• Input rows
╔══

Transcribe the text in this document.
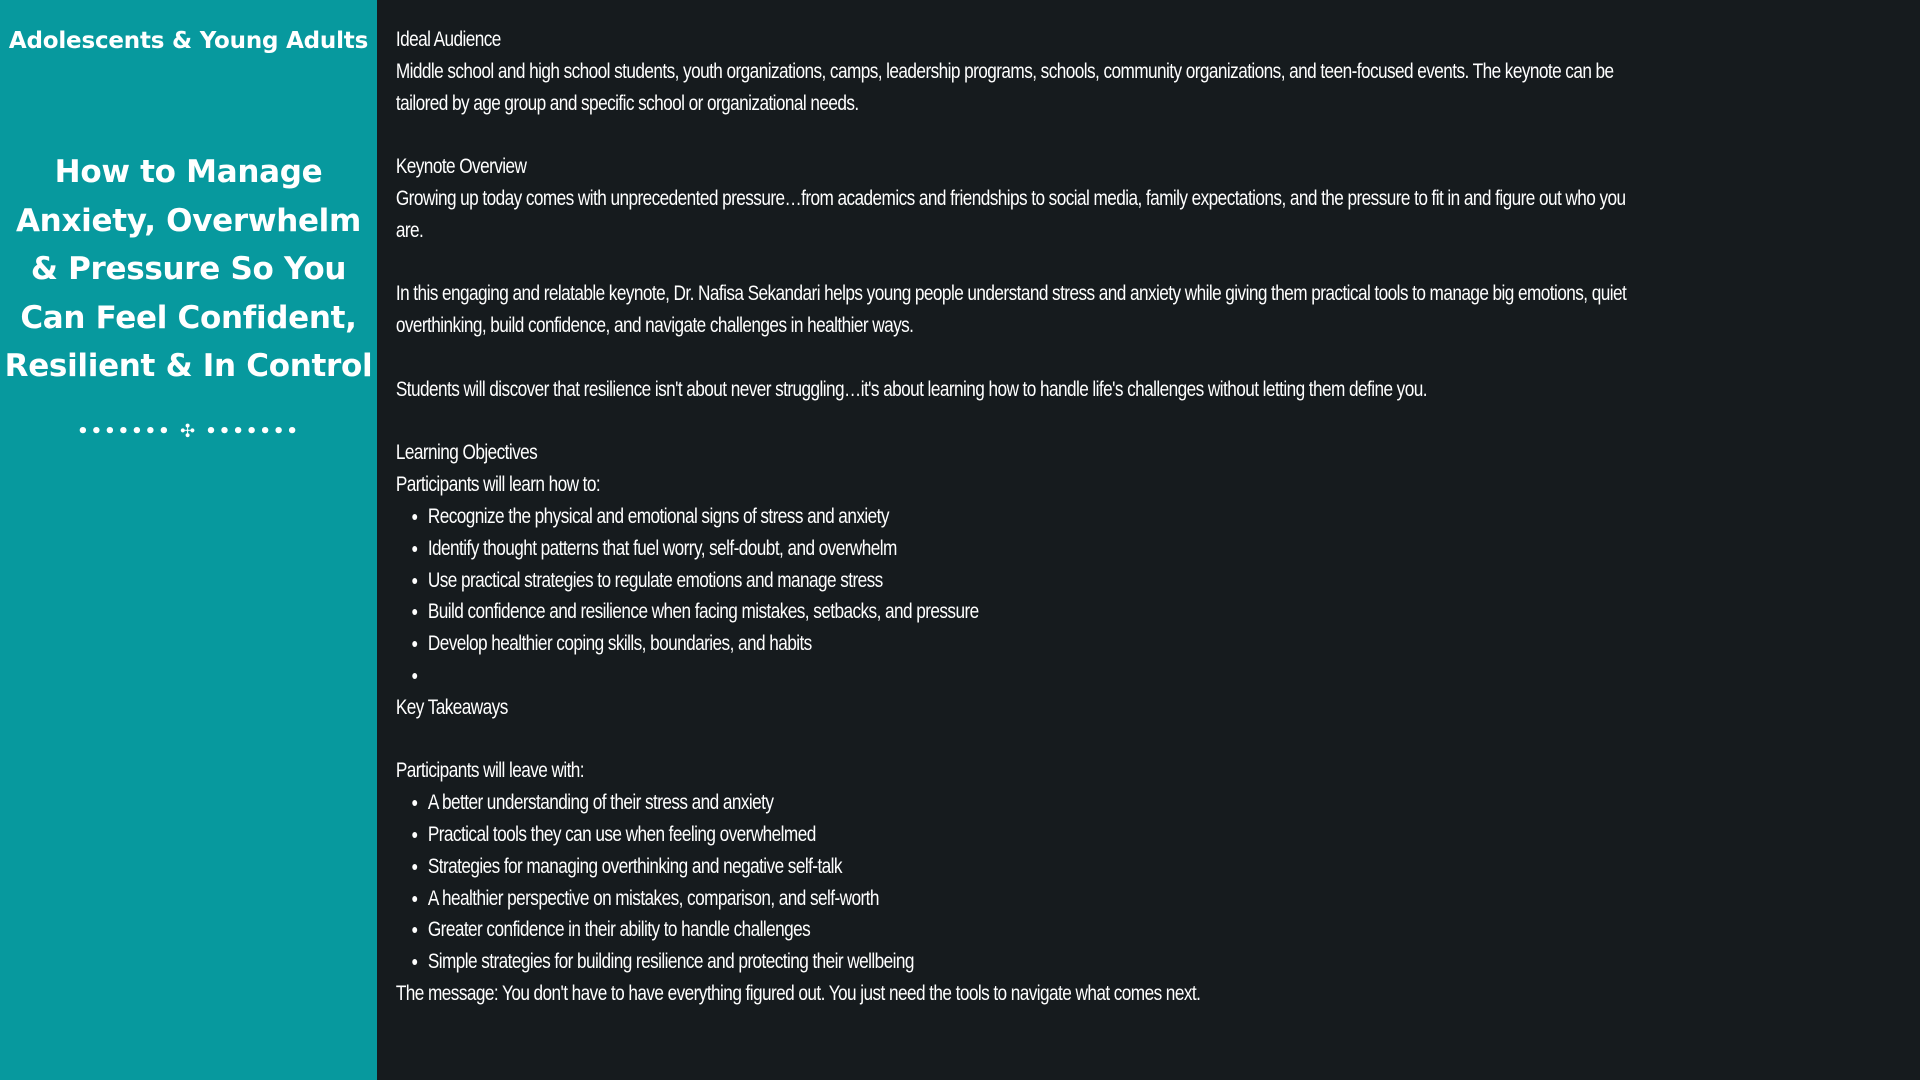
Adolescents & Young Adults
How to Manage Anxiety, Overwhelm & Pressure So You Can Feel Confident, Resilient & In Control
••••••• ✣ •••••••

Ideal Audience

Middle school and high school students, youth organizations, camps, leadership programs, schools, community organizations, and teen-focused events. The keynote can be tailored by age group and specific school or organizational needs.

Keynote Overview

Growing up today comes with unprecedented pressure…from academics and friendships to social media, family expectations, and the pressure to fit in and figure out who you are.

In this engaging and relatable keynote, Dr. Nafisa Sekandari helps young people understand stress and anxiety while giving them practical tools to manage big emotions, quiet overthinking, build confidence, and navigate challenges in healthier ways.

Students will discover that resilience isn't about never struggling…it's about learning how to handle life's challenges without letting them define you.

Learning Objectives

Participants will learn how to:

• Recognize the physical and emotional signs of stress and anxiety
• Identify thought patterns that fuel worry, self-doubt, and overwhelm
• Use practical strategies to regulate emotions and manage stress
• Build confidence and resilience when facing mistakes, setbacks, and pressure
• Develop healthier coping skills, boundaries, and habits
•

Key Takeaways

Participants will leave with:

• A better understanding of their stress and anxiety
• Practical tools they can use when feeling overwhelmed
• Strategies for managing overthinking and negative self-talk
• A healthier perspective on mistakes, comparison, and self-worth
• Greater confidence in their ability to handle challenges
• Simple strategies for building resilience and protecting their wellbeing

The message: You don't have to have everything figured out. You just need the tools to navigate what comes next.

╚══
╔══

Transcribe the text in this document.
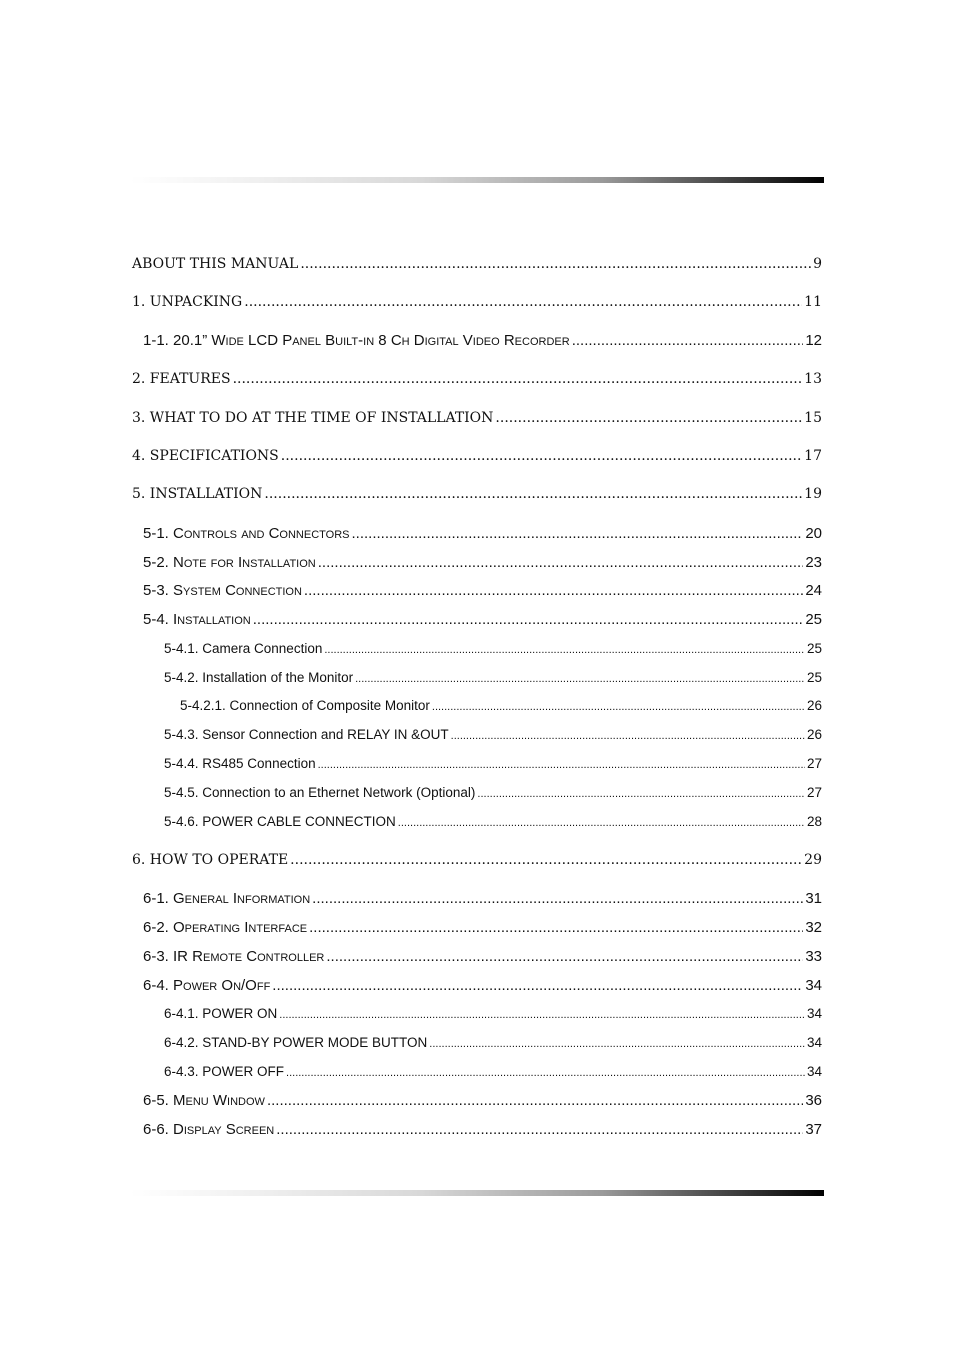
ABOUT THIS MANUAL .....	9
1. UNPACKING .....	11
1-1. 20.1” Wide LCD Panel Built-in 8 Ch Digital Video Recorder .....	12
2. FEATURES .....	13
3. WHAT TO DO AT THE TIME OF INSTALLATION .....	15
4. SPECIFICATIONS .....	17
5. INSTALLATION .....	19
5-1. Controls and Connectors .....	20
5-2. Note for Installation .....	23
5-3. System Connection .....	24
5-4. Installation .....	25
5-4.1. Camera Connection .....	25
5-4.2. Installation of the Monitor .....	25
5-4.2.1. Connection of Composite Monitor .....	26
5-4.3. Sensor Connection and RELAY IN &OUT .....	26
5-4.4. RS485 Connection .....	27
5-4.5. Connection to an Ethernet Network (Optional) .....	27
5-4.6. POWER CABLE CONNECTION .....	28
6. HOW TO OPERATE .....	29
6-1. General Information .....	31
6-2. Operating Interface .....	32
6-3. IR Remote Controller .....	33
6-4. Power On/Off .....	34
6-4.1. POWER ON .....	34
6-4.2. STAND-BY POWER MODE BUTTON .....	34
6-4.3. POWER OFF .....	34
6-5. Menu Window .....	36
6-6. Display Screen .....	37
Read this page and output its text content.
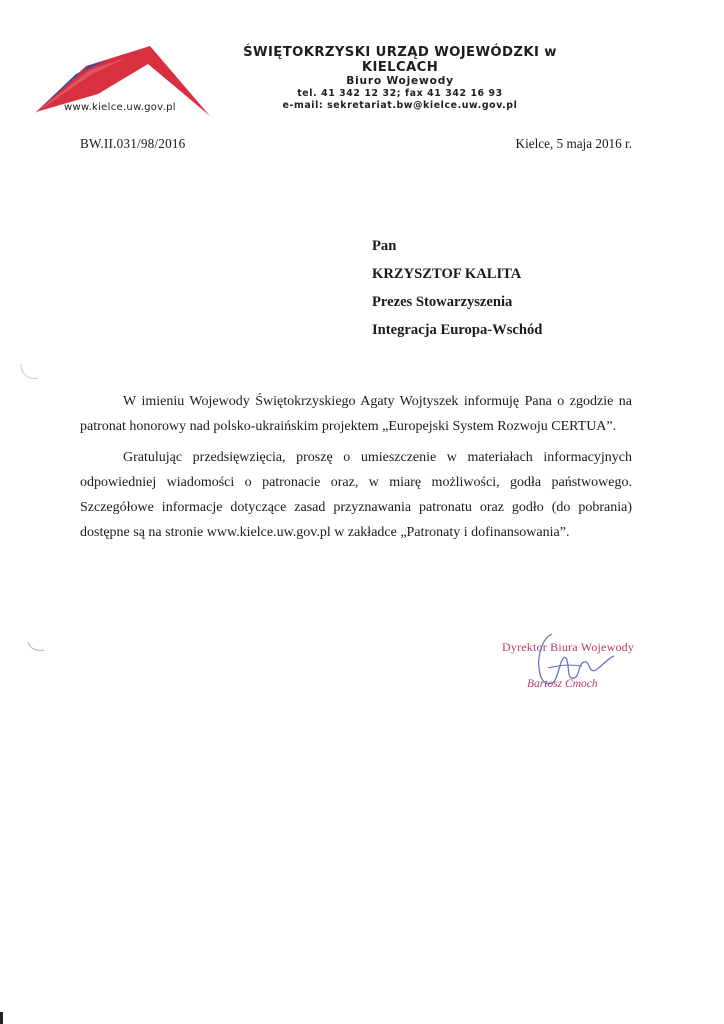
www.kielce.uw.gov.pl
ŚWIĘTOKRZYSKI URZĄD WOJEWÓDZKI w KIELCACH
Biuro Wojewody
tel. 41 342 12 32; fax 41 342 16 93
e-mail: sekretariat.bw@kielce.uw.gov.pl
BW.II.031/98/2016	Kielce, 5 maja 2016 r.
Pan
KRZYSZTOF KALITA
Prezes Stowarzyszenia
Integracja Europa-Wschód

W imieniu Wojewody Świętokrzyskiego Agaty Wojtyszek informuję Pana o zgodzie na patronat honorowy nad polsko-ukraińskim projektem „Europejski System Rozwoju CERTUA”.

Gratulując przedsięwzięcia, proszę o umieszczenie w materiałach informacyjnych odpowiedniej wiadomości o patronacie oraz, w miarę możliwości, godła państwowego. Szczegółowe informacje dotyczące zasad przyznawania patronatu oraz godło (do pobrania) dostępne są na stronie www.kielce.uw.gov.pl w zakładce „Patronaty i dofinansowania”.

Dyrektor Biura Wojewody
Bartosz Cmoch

╚══

• Task directions
Please list every line of the records that contains "when".

• Written solution
• Build confidence and resilience when facing mistakes, setbacks, and pressure
• Practical tools they can use when feeling overwhelmed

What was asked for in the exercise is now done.